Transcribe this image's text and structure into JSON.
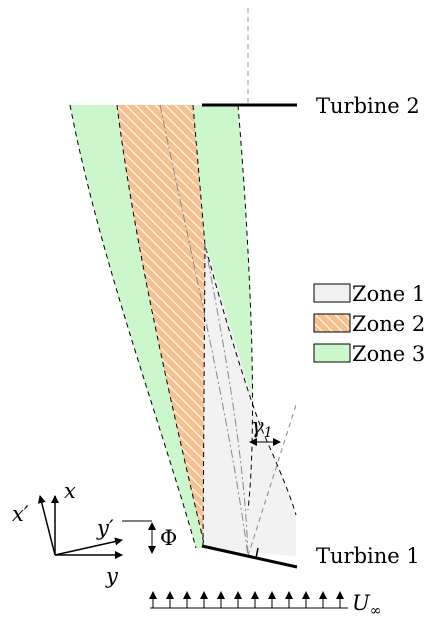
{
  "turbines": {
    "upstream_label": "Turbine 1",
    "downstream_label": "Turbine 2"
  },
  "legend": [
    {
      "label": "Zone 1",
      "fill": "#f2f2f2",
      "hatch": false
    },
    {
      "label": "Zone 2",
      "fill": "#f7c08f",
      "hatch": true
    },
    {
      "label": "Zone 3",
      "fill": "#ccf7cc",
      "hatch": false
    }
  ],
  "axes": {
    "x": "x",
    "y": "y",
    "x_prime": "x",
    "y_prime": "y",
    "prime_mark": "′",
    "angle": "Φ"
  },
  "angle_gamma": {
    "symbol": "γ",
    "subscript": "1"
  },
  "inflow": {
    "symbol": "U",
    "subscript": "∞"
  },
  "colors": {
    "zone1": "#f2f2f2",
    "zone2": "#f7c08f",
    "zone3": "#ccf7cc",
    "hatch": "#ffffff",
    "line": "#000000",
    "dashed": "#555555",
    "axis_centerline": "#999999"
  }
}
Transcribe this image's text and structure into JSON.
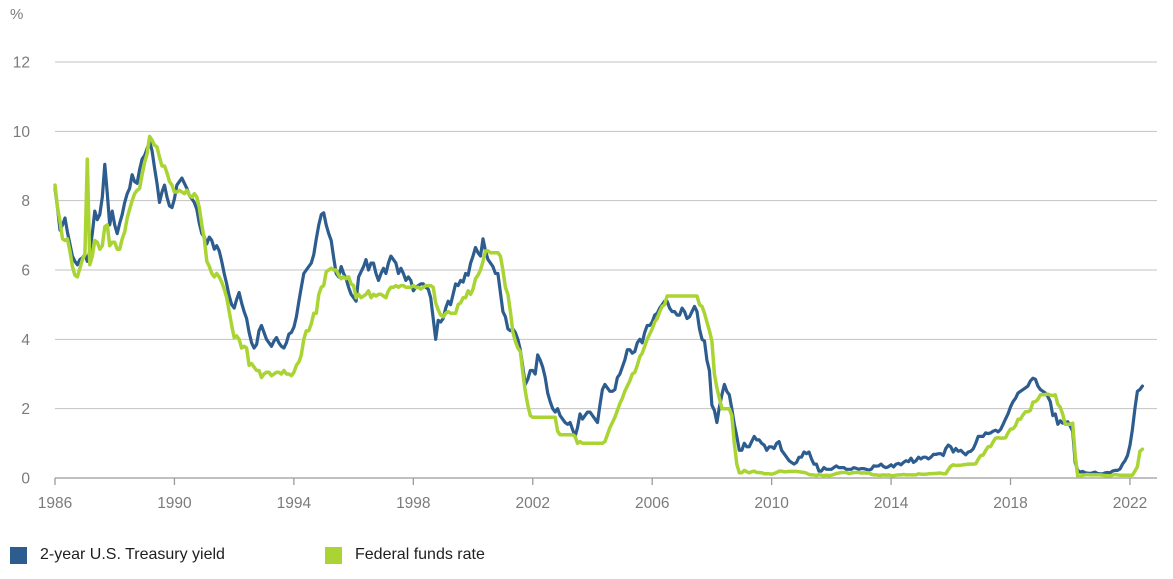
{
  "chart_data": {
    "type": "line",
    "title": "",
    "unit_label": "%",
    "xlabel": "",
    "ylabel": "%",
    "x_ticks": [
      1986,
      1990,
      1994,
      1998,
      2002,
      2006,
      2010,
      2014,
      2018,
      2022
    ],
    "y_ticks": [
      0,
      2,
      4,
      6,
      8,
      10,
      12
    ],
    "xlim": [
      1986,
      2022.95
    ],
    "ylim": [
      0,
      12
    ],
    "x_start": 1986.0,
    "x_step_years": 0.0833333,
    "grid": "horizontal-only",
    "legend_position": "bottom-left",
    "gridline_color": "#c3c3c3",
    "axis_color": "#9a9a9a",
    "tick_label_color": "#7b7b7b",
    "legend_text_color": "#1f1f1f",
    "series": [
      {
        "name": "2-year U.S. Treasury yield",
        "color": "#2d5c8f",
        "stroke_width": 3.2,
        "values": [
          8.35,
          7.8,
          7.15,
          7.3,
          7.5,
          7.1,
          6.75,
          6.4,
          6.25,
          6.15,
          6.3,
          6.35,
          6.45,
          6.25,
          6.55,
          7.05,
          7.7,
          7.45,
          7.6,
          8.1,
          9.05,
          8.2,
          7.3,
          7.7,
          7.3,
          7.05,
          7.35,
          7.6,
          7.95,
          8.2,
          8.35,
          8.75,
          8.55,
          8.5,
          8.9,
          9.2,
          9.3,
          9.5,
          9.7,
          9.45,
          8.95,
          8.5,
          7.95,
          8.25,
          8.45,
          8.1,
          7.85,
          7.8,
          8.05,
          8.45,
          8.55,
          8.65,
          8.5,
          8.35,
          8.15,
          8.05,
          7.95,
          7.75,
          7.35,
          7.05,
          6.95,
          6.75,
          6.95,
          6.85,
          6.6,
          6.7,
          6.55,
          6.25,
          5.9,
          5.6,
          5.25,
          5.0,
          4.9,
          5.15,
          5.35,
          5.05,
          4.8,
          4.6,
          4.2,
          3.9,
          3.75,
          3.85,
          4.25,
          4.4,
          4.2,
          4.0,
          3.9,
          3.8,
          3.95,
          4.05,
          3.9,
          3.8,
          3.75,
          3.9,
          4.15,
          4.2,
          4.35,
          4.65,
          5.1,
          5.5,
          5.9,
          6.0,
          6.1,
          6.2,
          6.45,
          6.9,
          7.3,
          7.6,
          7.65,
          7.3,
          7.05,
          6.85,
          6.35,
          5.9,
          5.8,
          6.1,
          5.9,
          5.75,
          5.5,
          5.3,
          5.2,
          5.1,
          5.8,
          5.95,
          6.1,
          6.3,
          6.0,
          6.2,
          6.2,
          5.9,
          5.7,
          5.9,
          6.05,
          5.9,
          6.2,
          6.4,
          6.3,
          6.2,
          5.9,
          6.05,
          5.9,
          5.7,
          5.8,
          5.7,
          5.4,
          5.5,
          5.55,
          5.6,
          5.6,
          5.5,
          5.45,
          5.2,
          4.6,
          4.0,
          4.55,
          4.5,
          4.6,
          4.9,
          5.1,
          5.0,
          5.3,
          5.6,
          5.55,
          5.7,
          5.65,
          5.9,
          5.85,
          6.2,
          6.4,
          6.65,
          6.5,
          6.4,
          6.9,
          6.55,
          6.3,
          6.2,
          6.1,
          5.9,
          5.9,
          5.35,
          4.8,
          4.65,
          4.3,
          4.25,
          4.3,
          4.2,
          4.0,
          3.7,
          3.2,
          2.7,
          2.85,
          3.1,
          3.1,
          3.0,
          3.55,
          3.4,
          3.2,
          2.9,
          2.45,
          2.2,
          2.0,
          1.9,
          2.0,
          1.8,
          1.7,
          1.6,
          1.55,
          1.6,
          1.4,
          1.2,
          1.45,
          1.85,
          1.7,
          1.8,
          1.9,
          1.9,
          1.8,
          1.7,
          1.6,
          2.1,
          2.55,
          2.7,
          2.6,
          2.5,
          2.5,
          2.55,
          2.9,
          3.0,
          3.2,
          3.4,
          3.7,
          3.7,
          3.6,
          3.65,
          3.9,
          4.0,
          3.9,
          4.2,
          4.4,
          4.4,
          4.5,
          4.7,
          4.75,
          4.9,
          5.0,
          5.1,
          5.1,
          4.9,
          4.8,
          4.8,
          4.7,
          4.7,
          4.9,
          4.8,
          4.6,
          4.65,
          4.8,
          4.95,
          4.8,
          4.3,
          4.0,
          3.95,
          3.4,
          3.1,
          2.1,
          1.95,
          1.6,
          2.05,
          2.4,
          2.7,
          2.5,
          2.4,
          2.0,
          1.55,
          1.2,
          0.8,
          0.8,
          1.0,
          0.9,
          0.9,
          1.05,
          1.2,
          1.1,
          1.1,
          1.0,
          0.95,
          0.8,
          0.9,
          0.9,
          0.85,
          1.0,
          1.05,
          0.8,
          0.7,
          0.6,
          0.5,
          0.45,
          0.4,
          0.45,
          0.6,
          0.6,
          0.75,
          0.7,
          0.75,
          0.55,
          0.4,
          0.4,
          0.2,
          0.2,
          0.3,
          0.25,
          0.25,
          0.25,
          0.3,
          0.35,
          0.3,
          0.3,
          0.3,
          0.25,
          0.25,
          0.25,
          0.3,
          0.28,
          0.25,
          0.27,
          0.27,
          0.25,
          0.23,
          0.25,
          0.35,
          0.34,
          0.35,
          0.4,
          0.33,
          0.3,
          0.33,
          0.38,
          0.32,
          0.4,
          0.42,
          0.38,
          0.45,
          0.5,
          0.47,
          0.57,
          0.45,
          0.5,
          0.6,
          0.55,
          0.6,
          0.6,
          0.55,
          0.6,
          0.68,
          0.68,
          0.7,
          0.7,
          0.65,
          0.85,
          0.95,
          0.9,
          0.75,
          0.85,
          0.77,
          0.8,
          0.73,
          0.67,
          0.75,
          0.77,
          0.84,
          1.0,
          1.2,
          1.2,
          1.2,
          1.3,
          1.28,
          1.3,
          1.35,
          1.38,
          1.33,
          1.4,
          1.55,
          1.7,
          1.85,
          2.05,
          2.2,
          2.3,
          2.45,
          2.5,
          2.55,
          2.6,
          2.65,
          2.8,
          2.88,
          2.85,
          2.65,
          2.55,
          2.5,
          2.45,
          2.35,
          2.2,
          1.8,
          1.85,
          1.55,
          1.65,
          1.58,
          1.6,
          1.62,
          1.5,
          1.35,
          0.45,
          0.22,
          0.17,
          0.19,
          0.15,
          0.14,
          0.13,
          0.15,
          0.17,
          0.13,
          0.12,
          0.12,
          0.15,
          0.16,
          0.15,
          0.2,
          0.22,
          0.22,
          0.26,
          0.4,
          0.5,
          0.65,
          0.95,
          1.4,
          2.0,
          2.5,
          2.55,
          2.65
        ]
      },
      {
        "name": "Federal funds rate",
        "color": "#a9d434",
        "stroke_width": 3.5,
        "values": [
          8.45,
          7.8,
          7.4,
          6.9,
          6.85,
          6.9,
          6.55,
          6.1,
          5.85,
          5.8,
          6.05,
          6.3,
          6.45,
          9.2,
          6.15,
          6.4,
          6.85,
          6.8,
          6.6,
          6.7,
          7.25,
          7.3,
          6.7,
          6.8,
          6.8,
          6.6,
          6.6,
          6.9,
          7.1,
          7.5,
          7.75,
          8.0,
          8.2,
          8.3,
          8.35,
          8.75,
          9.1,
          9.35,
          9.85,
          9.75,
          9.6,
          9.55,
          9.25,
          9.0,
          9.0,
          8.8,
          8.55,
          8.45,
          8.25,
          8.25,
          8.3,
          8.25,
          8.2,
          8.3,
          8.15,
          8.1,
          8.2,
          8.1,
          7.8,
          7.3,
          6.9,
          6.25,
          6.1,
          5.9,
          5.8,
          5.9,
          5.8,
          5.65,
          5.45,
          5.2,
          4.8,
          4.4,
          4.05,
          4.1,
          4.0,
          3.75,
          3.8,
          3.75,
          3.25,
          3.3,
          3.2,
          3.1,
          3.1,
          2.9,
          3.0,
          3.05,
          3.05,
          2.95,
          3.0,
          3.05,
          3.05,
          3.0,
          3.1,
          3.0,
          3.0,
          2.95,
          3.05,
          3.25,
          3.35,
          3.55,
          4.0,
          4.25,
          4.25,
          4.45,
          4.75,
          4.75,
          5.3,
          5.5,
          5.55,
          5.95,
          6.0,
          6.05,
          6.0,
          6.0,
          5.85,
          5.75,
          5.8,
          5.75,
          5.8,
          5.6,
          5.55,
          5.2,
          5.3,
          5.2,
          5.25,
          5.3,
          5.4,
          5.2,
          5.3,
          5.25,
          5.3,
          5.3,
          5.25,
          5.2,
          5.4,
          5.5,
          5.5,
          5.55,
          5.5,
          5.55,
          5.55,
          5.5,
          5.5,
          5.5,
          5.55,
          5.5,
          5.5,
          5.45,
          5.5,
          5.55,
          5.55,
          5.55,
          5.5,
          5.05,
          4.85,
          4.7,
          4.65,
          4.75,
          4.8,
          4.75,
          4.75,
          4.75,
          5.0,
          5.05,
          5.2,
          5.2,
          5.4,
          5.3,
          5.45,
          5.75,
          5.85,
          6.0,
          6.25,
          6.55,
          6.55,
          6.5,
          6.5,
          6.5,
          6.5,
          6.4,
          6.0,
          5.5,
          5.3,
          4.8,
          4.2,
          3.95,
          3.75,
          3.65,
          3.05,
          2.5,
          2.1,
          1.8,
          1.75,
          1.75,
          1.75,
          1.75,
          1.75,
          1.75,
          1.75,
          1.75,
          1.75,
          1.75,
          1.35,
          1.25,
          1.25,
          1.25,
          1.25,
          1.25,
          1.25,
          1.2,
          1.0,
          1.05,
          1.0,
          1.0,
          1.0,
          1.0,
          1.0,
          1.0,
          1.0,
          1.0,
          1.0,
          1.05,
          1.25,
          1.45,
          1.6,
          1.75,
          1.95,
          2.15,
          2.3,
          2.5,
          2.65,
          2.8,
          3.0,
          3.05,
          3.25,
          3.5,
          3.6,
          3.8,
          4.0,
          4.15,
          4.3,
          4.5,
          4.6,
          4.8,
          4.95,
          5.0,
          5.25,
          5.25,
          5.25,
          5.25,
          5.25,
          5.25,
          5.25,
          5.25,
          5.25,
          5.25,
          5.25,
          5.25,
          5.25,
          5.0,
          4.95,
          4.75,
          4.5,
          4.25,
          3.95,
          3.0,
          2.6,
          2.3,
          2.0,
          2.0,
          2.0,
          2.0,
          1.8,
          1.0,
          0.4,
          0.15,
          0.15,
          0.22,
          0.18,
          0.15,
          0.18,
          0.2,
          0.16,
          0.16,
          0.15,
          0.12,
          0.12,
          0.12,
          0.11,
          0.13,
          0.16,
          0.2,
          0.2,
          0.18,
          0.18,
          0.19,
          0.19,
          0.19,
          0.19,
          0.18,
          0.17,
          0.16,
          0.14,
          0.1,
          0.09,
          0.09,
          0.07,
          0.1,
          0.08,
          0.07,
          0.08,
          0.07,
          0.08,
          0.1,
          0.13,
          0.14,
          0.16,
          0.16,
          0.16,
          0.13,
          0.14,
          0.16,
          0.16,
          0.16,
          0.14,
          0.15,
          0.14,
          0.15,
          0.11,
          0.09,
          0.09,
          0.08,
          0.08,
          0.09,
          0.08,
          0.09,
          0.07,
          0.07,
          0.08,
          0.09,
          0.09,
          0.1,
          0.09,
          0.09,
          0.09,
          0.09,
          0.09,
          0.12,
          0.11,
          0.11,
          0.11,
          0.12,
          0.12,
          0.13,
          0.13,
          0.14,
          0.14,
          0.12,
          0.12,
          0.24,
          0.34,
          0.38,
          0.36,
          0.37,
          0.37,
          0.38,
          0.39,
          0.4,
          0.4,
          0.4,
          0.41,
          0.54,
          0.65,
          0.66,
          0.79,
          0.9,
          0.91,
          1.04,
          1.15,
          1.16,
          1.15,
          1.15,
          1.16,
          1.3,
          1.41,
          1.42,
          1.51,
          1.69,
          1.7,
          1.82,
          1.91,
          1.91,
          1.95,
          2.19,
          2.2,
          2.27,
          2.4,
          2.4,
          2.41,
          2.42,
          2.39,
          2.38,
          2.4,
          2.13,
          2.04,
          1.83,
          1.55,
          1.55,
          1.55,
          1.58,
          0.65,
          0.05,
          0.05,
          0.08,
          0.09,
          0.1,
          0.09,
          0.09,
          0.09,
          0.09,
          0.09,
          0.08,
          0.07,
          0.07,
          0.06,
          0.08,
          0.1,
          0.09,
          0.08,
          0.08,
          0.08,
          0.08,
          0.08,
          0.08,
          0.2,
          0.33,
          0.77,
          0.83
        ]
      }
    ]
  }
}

§ §

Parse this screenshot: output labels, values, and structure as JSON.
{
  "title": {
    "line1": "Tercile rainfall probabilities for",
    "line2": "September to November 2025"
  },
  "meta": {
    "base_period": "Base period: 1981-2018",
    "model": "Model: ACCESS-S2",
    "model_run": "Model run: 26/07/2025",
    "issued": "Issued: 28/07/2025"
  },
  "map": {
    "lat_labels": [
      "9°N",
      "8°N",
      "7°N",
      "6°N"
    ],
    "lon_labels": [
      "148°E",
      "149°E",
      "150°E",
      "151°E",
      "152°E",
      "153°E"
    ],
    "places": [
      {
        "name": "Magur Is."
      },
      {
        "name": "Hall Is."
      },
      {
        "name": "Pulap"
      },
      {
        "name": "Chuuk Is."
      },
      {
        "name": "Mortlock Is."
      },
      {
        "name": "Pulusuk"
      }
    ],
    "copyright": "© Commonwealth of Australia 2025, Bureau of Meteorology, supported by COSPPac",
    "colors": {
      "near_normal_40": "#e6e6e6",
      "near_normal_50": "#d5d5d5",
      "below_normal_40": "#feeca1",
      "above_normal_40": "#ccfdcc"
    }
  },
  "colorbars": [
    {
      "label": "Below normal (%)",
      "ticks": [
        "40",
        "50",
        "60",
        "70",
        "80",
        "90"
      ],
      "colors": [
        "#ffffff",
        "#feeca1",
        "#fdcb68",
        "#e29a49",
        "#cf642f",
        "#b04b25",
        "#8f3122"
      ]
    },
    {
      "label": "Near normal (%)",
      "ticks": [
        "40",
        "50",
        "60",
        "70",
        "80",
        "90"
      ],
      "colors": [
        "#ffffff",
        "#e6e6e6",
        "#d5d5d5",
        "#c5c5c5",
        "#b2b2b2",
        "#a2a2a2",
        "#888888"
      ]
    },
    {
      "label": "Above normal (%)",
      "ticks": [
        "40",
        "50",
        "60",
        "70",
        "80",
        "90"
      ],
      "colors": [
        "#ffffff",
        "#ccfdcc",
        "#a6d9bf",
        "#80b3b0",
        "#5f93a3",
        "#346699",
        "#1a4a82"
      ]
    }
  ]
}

§ §

#### Stated goal
Pull out each line of the listing that holds the string "fill".

#### Final answer
      "fill": "#f2f2f2",
      "fill": "#f7c08f",
      "fill": "#ccf7cc",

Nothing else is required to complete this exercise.